Could you copy every one of the rows below word for word, leaving out the pictures?

* * *

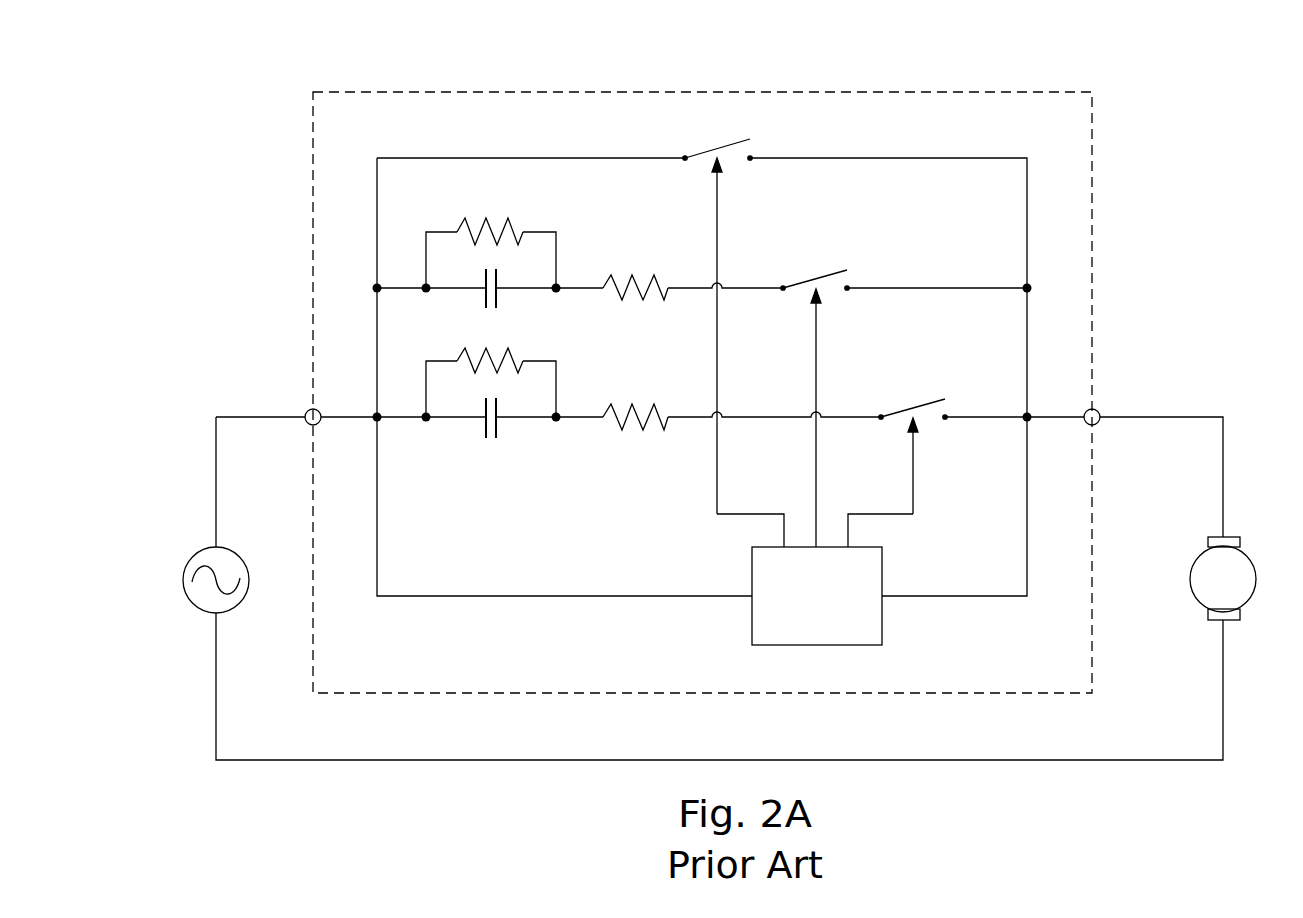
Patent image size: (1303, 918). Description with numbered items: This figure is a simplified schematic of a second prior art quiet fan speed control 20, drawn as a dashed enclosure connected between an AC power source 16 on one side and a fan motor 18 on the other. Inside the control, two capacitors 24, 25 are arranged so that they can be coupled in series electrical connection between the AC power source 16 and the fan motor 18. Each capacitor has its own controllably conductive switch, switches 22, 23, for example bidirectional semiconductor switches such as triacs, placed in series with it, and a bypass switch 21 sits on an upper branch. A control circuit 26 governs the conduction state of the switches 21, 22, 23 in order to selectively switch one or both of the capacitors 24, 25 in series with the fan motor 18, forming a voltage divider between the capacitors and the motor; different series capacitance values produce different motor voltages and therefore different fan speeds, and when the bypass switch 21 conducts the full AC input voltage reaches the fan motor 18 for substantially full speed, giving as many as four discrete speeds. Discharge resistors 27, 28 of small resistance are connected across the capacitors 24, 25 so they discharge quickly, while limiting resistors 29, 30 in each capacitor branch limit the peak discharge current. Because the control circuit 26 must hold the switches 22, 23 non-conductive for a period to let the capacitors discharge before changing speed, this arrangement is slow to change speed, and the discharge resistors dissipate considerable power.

The AC power source 16 is at (242, 600).
The fan motor 18 is at (1252, 560).
The fan speed control 20 is at (749, 92).
The bypass switch 21 is at (722, 148).
The controllably conductive switch 22 is at (802, 277).
The controllably conductive switch 23 is at (903, 409).
The capacitor 24 is at (497, 298).
The capacitor 25 is at (500, 426).
The control circuit 26 is at (843, 632).
The discharge resistor 27 is at (506, 233).
The discharge resistor 28 is at (462, 350).
The limiting resistor 29 is at (647, 279).
The limiting resistor 30 is at (648, 408).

* * *

RESULT FOR THIS EXERCISE:
Patent image size: (1303, 918). Description with numbered items: This figure is a simplified schematic of a second prior art quiet fan speed control 20, drawn as a dashed enclosure connected between an AC power source 16 on one side and a fan motor 18 on the other. Inside the control, two capacitors 24, 25 are arranged so that they can be coupled in series electrical connection between the AC power source 16 and the fan motor 18. Each capacitor has its own controllably conductive switch, switches 22, 23, for example bidirectional semiconductor switches such as triacs, placed in series with it, and a bypass switch 21 sits on an upper branch. A control circuit 26 governs the conduction state of the switches 21, 22, 23 in order to selectively switch one or both of the capacitors 24, 25 in series with the fan motor 18, forming a voltage divider between the capacitors and the motor; different series capacitance values produce different motor voltages and therefore different fan speeds, and when the bypass switch 21 conducts the full AC input voltage reaches the fan motor 18 for substantially full speed, giving as many as four discrete speeds. Discharge resistors 27, 28 of small resistance are connected across the capacitors 24, 25 so they discharge quickly, while limiting resistors 29, 30 in each capacitor branch limit the peak discharge current. Because the control circuit 26 must hold the switches 22, 23 non-conductive for a period to let the capacitors discharge before changing speed, this arrangement is slow to change speed, and the discharge resistors dissipate considerable power.

The AC power source 16 is at (242, 600).
The fan motor 18 is at (1252, 560).
The fan speed control 20 is at (749, 92).
The bypass switch 21 is at (722, 148).
The controllably conductive switch 22 is at (802, 277).
The controllably conductive switch 23 is at (903, 409).
The capacitor 24 is at (497, 298).
The capacitor 25 is at (500, 426).
The control circuit 26 is at (843, 632).
The discharge resistor 27 is at (506, 233).
The discharge resistor 28 is at (462, 350).
The limiting resistor 29 is at (647, 279).
The limiting resistor 30 is at (648, 408).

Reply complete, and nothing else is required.